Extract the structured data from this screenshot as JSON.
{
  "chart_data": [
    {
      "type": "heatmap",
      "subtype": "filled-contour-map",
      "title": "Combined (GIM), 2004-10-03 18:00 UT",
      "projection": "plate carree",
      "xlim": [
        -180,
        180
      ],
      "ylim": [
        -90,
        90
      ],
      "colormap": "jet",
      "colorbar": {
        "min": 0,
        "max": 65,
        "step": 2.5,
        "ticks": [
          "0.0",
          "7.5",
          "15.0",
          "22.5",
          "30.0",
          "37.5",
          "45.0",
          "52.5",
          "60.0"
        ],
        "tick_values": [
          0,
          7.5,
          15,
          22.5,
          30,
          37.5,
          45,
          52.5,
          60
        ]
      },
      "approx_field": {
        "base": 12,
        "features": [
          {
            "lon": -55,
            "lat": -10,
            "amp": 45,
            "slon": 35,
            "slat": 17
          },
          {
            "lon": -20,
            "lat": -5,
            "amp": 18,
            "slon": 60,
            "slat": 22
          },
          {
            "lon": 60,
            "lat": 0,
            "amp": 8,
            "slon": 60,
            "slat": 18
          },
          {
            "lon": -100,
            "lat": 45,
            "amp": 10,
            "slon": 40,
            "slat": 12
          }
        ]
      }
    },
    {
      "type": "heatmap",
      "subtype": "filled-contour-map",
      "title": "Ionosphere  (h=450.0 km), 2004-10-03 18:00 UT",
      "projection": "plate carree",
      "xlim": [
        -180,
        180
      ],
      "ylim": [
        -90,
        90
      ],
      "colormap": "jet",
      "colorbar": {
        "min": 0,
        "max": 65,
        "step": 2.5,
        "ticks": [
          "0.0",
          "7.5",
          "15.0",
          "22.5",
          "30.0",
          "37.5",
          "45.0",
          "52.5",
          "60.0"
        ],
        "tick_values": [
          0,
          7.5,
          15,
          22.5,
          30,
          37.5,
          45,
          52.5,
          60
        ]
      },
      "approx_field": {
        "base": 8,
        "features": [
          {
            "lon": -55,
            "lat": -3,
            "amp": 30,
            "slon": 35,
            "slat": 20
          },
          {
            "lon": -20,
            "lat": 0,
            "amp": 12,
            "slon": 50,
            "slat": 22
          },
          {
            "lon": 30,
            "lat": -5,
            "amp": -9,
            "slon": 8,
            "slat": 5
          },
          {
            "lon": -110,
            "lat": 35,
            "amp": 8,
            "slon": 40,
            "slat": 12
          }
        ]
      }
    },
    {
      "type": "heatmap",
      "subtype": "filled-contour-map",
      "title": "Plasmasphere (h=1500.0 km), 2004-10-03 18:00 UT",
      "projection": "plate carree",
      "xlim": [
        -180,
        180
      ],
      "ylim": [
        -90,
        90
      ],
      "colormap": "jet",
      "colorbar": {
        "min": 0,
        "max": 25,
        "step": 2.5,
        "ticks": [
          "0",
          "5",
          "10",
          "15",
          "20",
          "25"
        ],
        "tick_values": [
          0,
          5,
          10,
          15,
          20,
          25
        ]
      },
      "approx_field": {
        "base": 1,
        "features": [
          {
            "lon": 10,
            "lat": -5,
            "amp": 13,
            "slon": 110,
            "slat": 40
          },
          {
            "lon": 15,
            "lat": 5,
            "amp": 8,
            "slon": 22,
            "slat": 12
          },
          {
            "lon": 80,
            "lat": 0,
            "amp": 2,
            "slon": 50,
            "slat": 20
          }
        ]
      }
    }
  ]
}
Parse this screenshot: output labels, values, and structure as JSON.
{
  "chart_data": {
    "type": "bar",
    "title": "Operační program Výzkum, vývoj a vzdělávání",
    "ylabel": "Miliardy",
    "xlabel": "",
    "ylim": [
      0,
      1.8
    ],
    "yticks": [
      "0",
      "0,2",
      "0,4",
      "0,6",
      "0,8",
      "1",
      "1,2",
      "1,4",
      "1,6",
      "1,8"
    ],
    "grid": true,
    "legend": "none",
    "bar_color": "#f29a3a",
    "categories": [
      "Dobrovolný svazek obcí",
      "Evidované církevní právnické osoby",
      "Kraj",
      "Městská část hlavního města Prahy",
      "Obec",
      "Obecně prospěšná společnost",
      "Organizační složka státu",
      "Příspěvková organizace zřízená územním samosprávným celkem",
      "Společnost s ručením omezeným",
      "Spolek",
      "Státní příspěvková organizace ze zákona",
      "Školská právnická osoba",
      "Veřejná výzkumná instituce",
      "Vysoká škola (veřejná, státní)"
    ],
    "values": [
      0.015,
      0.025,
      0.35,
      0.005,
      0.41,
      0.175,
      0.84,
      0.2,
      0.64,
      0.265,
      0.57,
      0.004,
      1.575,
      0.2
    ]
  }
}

======

• [Problem to work on]: Please set down the whole listing above without altering a single line.

• [Output of the exercise]:
Extract the structured data from this screenshot as JSON.
{
  "chart_data": [
    {
      "type": "heatmap",
      "subtype": "filled-contour-map",
      "title": "Combined (GIM), 2004-10-03 18:00 UT",
      "projection": "plate carree",
      "xlim": [
        -180,
        180
      ],
      "ylim": [
        -90,
        90
      ],
      "colormap": "jet",
      "colorbar": {
        "min": 0,
        "max": 65,
        "step": 2.5,
        "ticks": [
          "0.0",
          "7.5",
          "15.0",
          "22.5",
          "30.0",
          "37.5",
          "45.0",
          "52.5",
          "60.0"
        ],
        "tick_values": [
          0,
          7.5,
          15,
          22.5,
          30,
          37.5,
          45,
          52.5,
          60
        ]
      },
      "approx_field": {
        "base": 12,
        "features": [
          {
            "lon": -55,
            "lat": -10,
            "amp": 45,
            "slon": 35,
            "slat": 17
          },
          {
            "lon": -20,
            "lat": -5,
            "amp": 18,
            "slon": 60,
            "slat": 22
          },
          {
            "lon": 60,
            "lat": 0,
            "amp": 8,
            "slon": 60,
            "slat": 18
          },
          {
            "lon": -100,
            "lat": 45,
            "amp": 10,
            "slon": 40,
            "slat": 12
          }
        ]
      }
    },
    {
      "type": "heatmap",
      "subtype": "filled-contour-map",
      "title": "Ionosphere  (h=450.0 km), 2004-10-03 18:00 UT",
      "projection": "plate carree",
      "xlim": [
        -180,
        180
      ],
      "ylim": [
        -90,
        90
      ],
      "colormap": "jet",
      "colorbar": {
        "min": 0,
        "max": 65,
        "step": 2.5,
        "ticks": [
          "0.0",
          "7.5",
          "15.0",
          "22.5",
          "30.0",
          "37.5",
          "45.0",
          "52.5",
          "60.0"
        ],
        "tick_values": [
          0,
          7.5,
          15,
          22.5,
          30,
          37.5,
          45,
          52.5,
          60
        ]
      },
      "approx_field": {
        "base": 8,
        "features": [
          {
            "lon": -55,
            "lat": -3,
            "amp": 30,
            "slon": 35,
            "slat": 20
          },
          {
            "lon": -20,
            "lat": 0,
            "amp": 12,
            "slon": 50,
            "slat": 22
          },
          {
            "lon": 30,
            "lat": -5,
            "amp": -9,
            "slon": 8,
            "slat": 5
          },
          {
            "lon": -110,
            "lat": 35,
            "amp": 8,
            "slon": 40,
            "slat": 12
          }
        ]
      }
    },
    {
      "type": "heatmap",
      "subtype": "filled-contour-map",
      "title": "Plasmasphere (h=1500.0 km), 2004-10-03 18:00 UT",
      "projection": "plate carree",
      "xlim": [
        -180,
        180
      ],
      "ylim": [
        -90,
        90
      ],
      "colormap": "jet",
      "colorbar": {
        "min": 0,
        "max": 25,
        "step": 2.5,
        "ticks": [
          "0",
          "5",
          "10",
          "15",
          "20",
          "25"
        ],
        "tick_values": [
          0,
          5,
          10,
          15,
          20,
          25
        ]
      },
      "approx_field": {
        "base": 1,
        "features": [
          {
            "lon": 10,
            "lat": -5,
            "amp": 13,
            "slon": 110,
            "slat": 40
          },
          {
            "lon": 15,
            "lat": 5,
            "amp": 8,
            "slon": 22,
            "slat": 12
          },
          {
            "lon": 80,
            "lat": 0,
            "amp": 2,
            "slon": 50,
            "slat": 20
          }
        ]
      }
    }
  ]
}
Parse this screenshot: output labels, values, and structure as JSON.
{
  "chart_data": {
    "type": "bar",
    "title": "Operační program Výzkum, vývoj a vzdělávání",
    "ylabel": "Miliardy",
    "xlabel": "",
    "ylim": [
      0,
      1.8
    ],
    "yticks": [
      "0",
      "0,2",
      "0,4",
      "0,6",
      "0,8",
      "1",
      "1,2",
      "1,4",
      "1,6",
      "1,8"
    ],
    "grid": true,
    "legend": "none",
    "bar_color": "#f29a3a",
    "categories": [
      "Dobrovolný svazek obcí",
      "Evidované církevní právnické osoby",
      "Kraj",
      "Městská část hlavního města Prahy",
      "Obec",
      "Obecně prospěšná společnost",
      "Organizační složka státu",
      "Příspěvková organizace zřízená územním samosprávným celkem",
      "Společnost s ručením omezeným",
      "Spolek",
      "Státní příspěvková organizace ze zákona",
      "Školská právnická osoba",
      "Veřejná výzkumná instituce",
      "Vysoká škola (veřejná, státní)"
    ],
    "values": [
      0.015,
      0.025,
      0.35,
      0.005,
      0.41,
      0.175,
      0.84,
      0.2,
      0.64,
      0.265,
      0.57,
      0.004,
      1.575,
      0.2
    ]
  }
}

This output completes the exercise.